Request: Leave out the pictures and copy everything else in the entries exactly.
○ ○ ○
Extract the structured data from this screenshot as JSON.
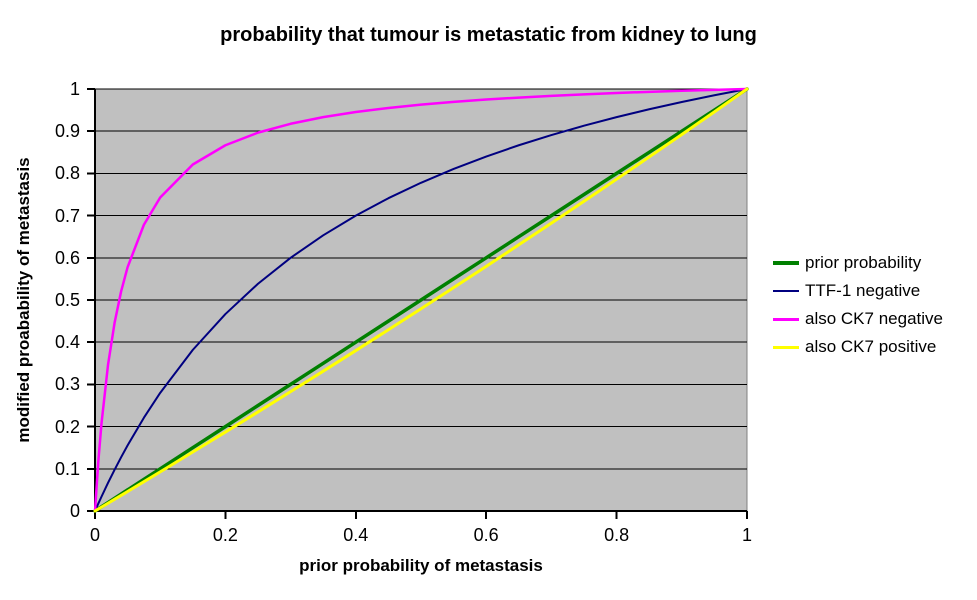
{
  "title": "probability that tumour is metastatic from kidney to lung",
  "chart_data": {
    "type": "line",
    "title": "probability that tumour is metastatic from kidney to lung",
    "xlabel": "prior probability of metastasis",
    "ylabel": "modified proabability of metastasis",
    "xlim": [
      0,
      1
    ],
    "ylim": [
      0,
      1
    ],
    "x_ticks": [
      0,
      0.2,
      0.4,
      0.6,
      0.8,
      1
    ],
    "y_ticks": [
      0,
      0.1,
      0.2,
      0.3,
      0.4,
      0.5,
      0.6,
      0.7,
      0.8,
      0.9,
      1
    ],
    "gridlines": "horizontal-major-only",
    "plot_background": "#C0C0C0",
    "plot_border": "#808080",
    "gridline_color": "#000000",
    "axis_color": "#000000",
    "legend_position": "right",
    "x": [
      0,
      0.005,
      0.01,
      0.02,
      0.03,
      0.04,
      0.05,
      0.075,
      0.1,
      0.15,
      0.2,
      0.25,
      0.3,
      0.35,
      0.4,
      0.45,
      0.5,
      0.55,
      0.6,
      0.65,
      0.7,
      0.75,
      0.8,
      0.85,
      0.9,
      0.95,
      1
    ],
    "series": [
      {
        "name": "prior probability",
        "color": "#008000",
        "stroke_width": 3.5,
        "values": [
          0,
          0.005,
          0.01,
          0.02,
          0.03,
          0.04,
          0.05,
          0.075,
          0.1,
          0.15,
          0.2,
          0.25,
          0.3,
          0.35,
          0.4,
          0.45,
          0.5,
          0.55,
          0.6,
          0.65,
          0.7,
          0.75,
          0.8,
          0.85,
          0.9,
          0.95,
          1
        ]
      },
      {
        "name": "TTF-1 negative",
        "color": "#000080",
        "stroke_width": 2,
        "values": [
          0,
          0.0173,
          0.0341,
          0.0667,
          0.0977,
          0.1273,
          0.1556,
          0.2211,
          0.28,
          0.3818,
          0.4667,
          0.5385,
          0.6,
          0.6533,
          0.7,
          0.7412,
          0.7778,
          0.8105,
          0.84,
          0.8667,
          0.8909,
          0.913,
          0.9333,
          0.952,
          0.9692,
          0.9852,
          1
        ]
      },
      {
        "name": "also CK7 negative",
        "color": "#FF00FF",
        "stroke_width": 2.5,
        "values": [
          0,
          0.1156,
          0.208,
          0.3467,
          0.4457,
          0.52,
          0.5778,
          0.6783,
          0.7429,
          0.8211,
          0.8667,
          0.8966,
          0.9176,
          0.9333,
          0.9455,
          0.9551,
          0.963,
          0.9695,
          0.975,
          0.9797,
          0.9838,
          0.9873,
          0.9905,
          0.9933,
          0.9957,
          0.998,
          1
        ]
      },
      {
        "name": "also CK7 positive",
        "color": "#FFFF00",
        "stroke_width": 3,
        "values": [
          0,
          0.0046,
          0.0092,
          0.0184,
          0.0277,
          0.0369,
          0.0462,
          0.0694,
          0.0927,
          0.1398,
          0.187,
          0.2347,
          0.2828,
          0.3313,
          0.3802,
          0.4295,
          0.4792,
          0.5293,
          0.5798,
          0.6308,
          0.6822,
          0.734,
          0.7863,
          0.839,
          0.8922,
          0.9458,
          1
        ]
      }
    ]
  }
}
○ ○ ○
Completed exercise:
Extract the structured data from this screenshot as JSON.
{
  "title": "probability that tumour is metastatic from kidney to lung",
  "chart_data": {
    "type": "line",
    "title": "probability that tumour is metastatic from kidney to lung",
    "xlabel": "prior probability of metastasis",
    "ylabel": "modified proabability of metastasis",
    "xlim": [
      0,
      1
    ],
    "ylim": [
      0,
      1
    ],
    "x_ticks": [
      0,
      0.2,
      0.4,
      0.6,
      0.8,
      1
    ],
    "y_ticks": [
      0,
      0.1,
      0.2,
      0.3,
      0.4,
      0.5,
      0.6,
      0.7,
      0.8,
      0.9,
      1
    ],
    "gridlines": "horizontal-major-only",
    "plot_background": "#C0C0C0",
    "plot_border": "#808080",
    "gridline_color": "#000000",
    "axis_color": "#000000",
    "legend_position": "right",
    "x": [
      0,
      0.005,
      0.01,
      0.02,
      0.03,
      0.04,
      0.05,
      0.075,
      0.1,
      0.15,
      0.2,
      0.25,
      0.3,
      0.35,
      0.4,
      0.45,
      0.5,
      0.55,
      0.6,
      0.65,
      0.7,
      0.75,
      0.8,
      0.85,
      0.9,
      0.95,
      1
    ],
    "series": [
      {
        "name": "prior probability",
        "color": "#008000",
        "stroke_width": 3.5,
        "values": [
          0,
          0.005,
          0.01,
          0.02,
          0.03,
          0.04,
          0.05,
          0.075,
          0.1,
          0.15,
          0.2,
          0.25,
          0.3,
          0.35,
          0.4,
          0.45,
          0.5,
          0.55,
          0.6,
          0.65,
          0.7,
          0.75,
          0.8,
          0.85,
          0.9,
          0.95,
          1
        ]
      },
      {
        "name": "TTF-1 negative",
        "color": "#000080",
        "stroke_width": 2,
        "values": [
          0,
          0.0173,
          0.0341,
          0.0667,
          0.0977,
          0.1273,
          0.1556,
          0.2211,
          0.28,
          0.3818,
          0.4667,
          0.5385,
          0.6,
          0.6533,
          0.7,
          0.7412,
          0.7778,
          0.8105,
          0.84,
          0.8667,
          0.8909,
          0.913,
          0.9333,
          0.952,
          0.9692,
          0.9852,
          1
        ]
      },
      {
        "name": "also CK7 negative",
        "color": "#FF00FF",
        "stroke_width": 2.5,
        "values": [
          0,
          0.1156,
          0.208,
          0.3467,
          0.4457,
          0.52,
          0.5778,
          0.6783,
          0.7429,
          0.8211,
          0.8667,
          0.8966,
          0.9176,
          0.9333,
          0.9455,
          0.9551,
          0.963,
          0.9695,
          0.975,
          0.9797,
          0.9838,
          0.9873,
          0.9905,
          0.9933,
          0.9957,
          0.998,
          1
        ]
      },
      {
        "name": "also CK7 positive",
        "color": "#FFFF00",
        "stroke_width": 3,
        "values": [
          0,
          0.0046,
          0.0092,
          0.0184,
          0.0277,
          0.0369,
          0.0462,
          0.0694,
          0.0927,
          0.1398,
          0.187,
          0.2347,
          0.2828,
          0.3313,
          0.3802,
          0.4295,
          0.4792,
          0.5293,
          0.5798,
          0.6308,
          0.6822,
          0.734,
          0.7863,
          0.839,
          0.8922,
          0.9458,
          1
        ]
      }
    ]
  }
}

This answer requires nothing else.